Begin Task material

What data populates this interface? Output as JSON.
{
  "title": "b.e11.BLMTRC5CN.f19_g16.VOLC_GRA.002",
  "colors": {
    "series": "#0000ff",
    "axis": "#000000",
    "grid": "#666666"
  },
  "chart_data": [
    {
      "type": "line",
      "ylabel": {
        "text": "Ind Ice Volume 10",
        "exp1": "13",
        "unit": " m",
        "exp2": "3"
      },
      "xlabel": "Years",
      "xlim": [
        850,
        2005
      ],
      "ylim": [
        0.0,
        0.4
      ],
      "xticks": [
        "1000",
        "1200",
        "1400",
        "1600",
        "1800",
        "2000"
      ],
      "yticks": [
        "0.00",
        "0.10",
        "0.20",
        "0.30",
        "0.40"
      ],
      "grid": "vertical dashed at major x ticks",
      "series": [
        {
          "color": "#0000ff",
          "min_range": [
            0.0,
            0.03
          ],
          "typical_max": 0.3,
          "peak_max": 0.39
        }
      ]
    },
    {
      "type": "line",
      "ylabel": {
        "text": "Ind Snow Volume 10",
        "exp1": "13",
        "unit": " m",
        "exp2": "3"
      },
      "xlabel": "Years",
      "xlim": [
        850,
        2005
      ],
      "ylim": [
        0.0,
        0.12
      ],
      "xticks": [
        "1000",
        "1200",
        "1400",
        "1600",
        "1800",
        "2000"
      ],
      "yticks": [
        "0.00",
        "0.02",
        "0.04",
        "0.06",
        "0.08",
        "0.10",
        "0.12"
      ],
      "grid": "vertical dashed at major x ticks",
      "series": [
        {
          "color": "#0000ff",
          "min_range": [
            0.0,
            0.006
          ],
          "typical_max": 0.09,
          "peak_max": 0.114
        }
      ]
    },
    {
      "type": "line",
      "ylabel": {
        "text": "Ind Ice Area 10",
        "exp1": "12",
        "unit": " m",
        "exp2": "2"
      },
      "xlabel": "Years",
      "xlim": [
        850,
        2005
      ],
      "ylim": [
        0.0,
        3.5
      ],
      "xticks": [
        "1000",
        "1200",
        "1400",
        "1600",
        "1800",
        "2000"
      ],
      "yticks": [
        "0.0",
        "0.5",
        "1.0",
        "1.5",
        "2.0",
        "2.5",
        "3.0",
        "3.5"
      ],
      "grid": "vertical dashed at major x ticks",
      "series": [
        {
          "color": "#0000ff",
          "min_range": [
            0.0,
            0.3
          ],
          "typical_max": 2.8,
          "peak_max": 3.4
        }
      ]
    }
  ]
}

End Task material

Objective >>
Each record must be repeated exactly as it is.

Written response >>
What data populates this interface? Output as JSON.
{
  "title": "b.e11.BLMTRC5CN.f19_g16.VOLC_GRA.002",
  "colors": {
    "series": "#0000ff",
    "axis": "#000000",
    "grid": "#666666"
  },
  "chart_data": [
    {
      "type": "line",
      "ylabel": {
        "text": "Ind Ice Volume 10",
        "exp1": "13",
        "unit": " m",
        "exp2": "3"
      },
      "xlabel": "Years",
      "xlim": [
        850,
        2005
      ],
      "ylim": [
        0.0,
        0.4
      ],
      "xticks": [
        "1000",
        "1200",
        "1400",
        "1600",
        "1800",
        "2000"
      ],
      "yticks": [
        "0.00",
        "0.10",
        "0.20",
        "0.30",
        "0.40"
      ],
      "grid": "vertical dashed at major x ticks",
      "series": [
        {
          "color": "#0000ff",
          "min_range": [
            0.0,
            0.03
          ],
          "typical_max": 0.3,
          "peak_max": 0.39
        }
      ]
    },
    {
      "type": "line",
      "ylabel": {
        "text": "Ind Snow Volume 10",
        "exp1": "13",
        "unit": " m",
        "exp2": "3"
      },
      "xlabel": "Years",
      "xlim": [
        850,
        2005
      ],
      "ylim": [
        0.0,
        0.12
      ],
      "xticks": [
        "1000",
        "1200",
        "1400",
        "1600",
        "1800",
        "2000"
      ],
      "yticks": [
        "0.00",
        "0.02",
        "0.04",
        "0.06",
        "0.08",
        "0.10",
        "0.12"
      ],
      "grid": "vertical dashed at major x ticks",
      "series": [
        {
          "color": "#0000ff",
          "min_range": [
            0.0,
            0.006
          ],
          "typical_max": 0.09,
          "peak_max": 0.114
        }
      ]
    },
    {
      "type": "line",
      "ylabel": {
        "text": "Ind Ice Area 10",
        "exp1": "12",
        "unit": " m",
        "exp2": "2"
      },
      "xlabel": "Years",
      "xlim": [
        850,
        2005
      ],
      "ylim": [
        0.0,
        3.5
      ],
      "xticks": [
        "1000",
        "1200",
        "1400",
        "1600",
        "1800",
        "2000"
      ],
      "yticks": [
        "0.0",
        "0.5",
        "1.0",
        "1.5",
        "2.0",
        "2.5",
        "3.0",
        "3.5"
      ],
      "grid": "vertical dashed at major x ticks",
      "series": [
        {
          "color": "#0000ff",
          "min_range": [
            0.0,
            0.3
          ],
          "typical_max": 2.8,
          "peak_max": 3.4
        }
      ]
    }
  ]
}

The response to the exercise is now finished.